___ Source material
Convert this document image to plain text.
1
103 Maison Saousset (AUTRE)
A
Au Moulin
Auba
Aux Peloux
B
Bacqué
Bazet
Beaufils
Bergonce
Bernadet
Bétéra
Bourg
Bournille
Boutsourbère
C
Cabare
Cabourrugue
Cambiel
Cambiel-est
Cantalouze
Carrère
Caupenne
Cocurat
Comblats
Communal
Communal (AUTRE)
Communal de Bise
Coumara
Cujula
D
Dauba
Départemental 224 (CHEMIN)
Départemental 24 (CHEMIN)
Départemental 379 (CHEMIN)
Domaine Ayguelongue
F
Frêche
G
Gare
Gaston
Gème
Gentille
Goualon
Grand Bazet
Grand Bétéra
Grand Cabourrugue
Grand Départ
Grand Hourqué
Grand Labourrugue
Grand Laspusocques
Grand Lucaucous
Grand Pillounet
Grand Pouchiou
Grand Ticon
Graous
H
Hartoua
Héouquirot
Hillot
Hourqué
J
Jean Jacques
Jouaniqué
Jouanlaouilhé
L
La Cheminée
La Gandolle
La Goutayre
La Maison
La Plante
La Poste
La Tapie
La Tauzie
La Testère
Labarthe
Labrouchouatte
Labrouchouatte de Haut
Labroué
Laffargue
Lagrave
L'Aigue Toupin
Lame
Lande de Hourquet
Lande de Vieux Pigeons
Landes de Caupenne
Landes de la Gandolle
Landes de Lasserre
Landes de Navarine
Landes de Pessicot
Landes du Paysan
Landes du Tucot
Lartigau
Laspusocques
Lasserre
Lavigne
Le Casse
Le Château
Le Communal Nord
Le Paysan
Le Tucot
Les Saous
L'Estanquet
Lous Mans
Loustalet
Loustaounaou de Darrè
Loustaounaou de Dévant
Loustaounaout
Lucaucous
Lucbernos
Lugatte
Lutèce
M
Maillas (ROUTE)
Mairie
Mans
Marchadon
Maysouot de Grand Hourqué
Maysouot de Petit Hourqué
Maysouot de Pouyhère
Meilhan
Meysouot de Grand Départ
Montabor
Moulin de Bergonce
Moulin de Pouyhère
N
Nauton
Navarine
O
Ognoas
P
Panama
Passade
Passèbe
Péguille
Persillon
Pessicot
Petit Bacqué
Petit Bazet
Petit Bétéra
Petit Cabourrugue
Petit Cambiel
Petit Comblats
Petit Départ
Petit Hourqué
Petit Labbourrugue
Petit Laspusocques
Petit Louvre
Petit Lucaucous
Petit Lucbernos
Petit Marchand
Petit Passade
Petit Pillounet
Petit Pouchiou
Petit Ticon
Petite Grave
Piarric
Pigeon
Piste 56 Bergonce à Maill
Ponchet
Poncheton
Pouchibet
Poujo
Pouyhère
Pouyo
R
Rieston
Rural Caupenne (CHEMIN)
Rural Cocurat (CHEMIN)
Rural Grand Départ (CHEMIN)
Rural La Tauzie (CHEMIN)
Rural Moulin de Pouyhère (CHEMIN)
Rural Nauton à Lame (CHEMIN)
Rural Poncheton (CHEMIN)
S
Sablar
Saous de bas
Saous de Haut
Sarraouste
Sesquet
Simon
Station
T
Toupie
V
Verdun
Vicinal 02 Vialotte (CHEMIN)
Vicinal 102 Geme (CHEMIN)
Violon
______
### Work to be completed
Write out the entries above once more, without altering anything.

### Written answer
Convert this document image to plain text.
1
103 Maison Saousset (AUTRE)
A
Au Moulin
Auba
Aux Peloux
B
Bacqué
Bazet
Beaufils
Bergonce
Bernadet
Bétéra
Bourg
Bournille
Boutsourbère
C
Cabare
Cabourrugue
Cambiel
Cambiel-est
Cantalouze
Carrère
Caupenne
Cocurat
Comblats
Communal
Communal (AUTRE)
Communal de Bise
Coumara
Cujula
D
Dauba
Départemental 224 (CHEMIN)
Départemental 24 (CHEMIN)
Départemental 379 (CHEMIN)
Domaine Ayguelongue
F
Frêche
G
Gare
Gaston
Gème
Gentille
Goualon
Grand Bazet
Grand Bétéra
Grand Cabourrugue
Grand Départ
Grand Hourqué
Grand Labourrugue
Grand Laspusocques
Grand Lucaucous
Grand Pillounet
Grand Pouchiou
Grand Ticon
Graous
H
Hartoua
Héouquirot
Hillot
Hourqué
J
Jean Jacques
Jouaniqué
Jouanlaouilhé
L
La Cheminée
La Gandolle
La Goutayre
La Maison
La Plante
La Poste
La Tapie
La Tauzie
La Testère
Labarthe
Labrouchouatte
Labrouchouatte de Haut
Labroué
Laffargue
Lagrave
L'Aigue Toupin
Lame
Lande de Hourquet
Lande de Vieux Pigeons
Landes de Caupenne
Landes de la Gandolle
Landes de Lasserre
Landes de Navarine
Landes de Pessicot
Landes du Paysan
Landes du Tucot
Lartigau
Laspusocques
Lasserre
Lavigne
Le Casse
Le Château
Le Communal Nord
Le Paysan
Le Tucot
Les Saous
L'Estanquet
Lous Mans
Loustalet
Loustaounaou de Darrè
Loustaounaou de Dévant
Loustaounaout
Lucaucous
Lucbernos
Lugatte
Lutèce
M
Maillas (ROUTE)
Mairie
Mans
Marchadon
Maysouot de Grand Hourqué
Maysouot de Petit Hourqué
Maysouot de Pouyhère
Meilhan
Meysouot de Grand Départ
Montabor
Moulin de Bergonce
Moulin de Pouyhère
N
Nauton
Navarine
O
Ognoas
P
Panama
Passade
Passèbe
Péguille
Persillon
Pessicot
Petit Bacqué
Petit Bazet
Petit Bétéra
Petit Cabourrugue
Petit Cambiel
Petit Comblats
Petit Départ
Petit Hourqué
Petit Labbourrugue
Petit Laspusocques
Petit Louvre
Petit Lucaucous
Petit Lucbernos
Petit Marchand
Petit Passade
Petit Pillounet
Petit Pouchiou
Petit Ticon
Petite Grave
Piarric
Pigeon
Piste 56 Bergonce à Maill
Ponchet
Poncheton
Pouchibet
Poujo
Pouyhère
Pouyo
R
Rieston
Rural Caupenne (CHEMIN)
Rural Cocurat (CHEMIN)
Rural Grand Départ (CHEMIN)
Rural La Tauzie (CHEMIN)
Rural Moulin de Pouyhère (CHEMIN)
Rural Nauton à Lame (CHEMIN)
Rural Poncheton (CHEMIN)
S
Sablar
Saous de bas
Saous de Haut
Sarraouste
Sesquet
Simon
Station
T
Toupie
V
Verdun
Vicinal 02 Vialotte (CHEMIN)
Vicinal 102 Geme (CHEMIN)
Violon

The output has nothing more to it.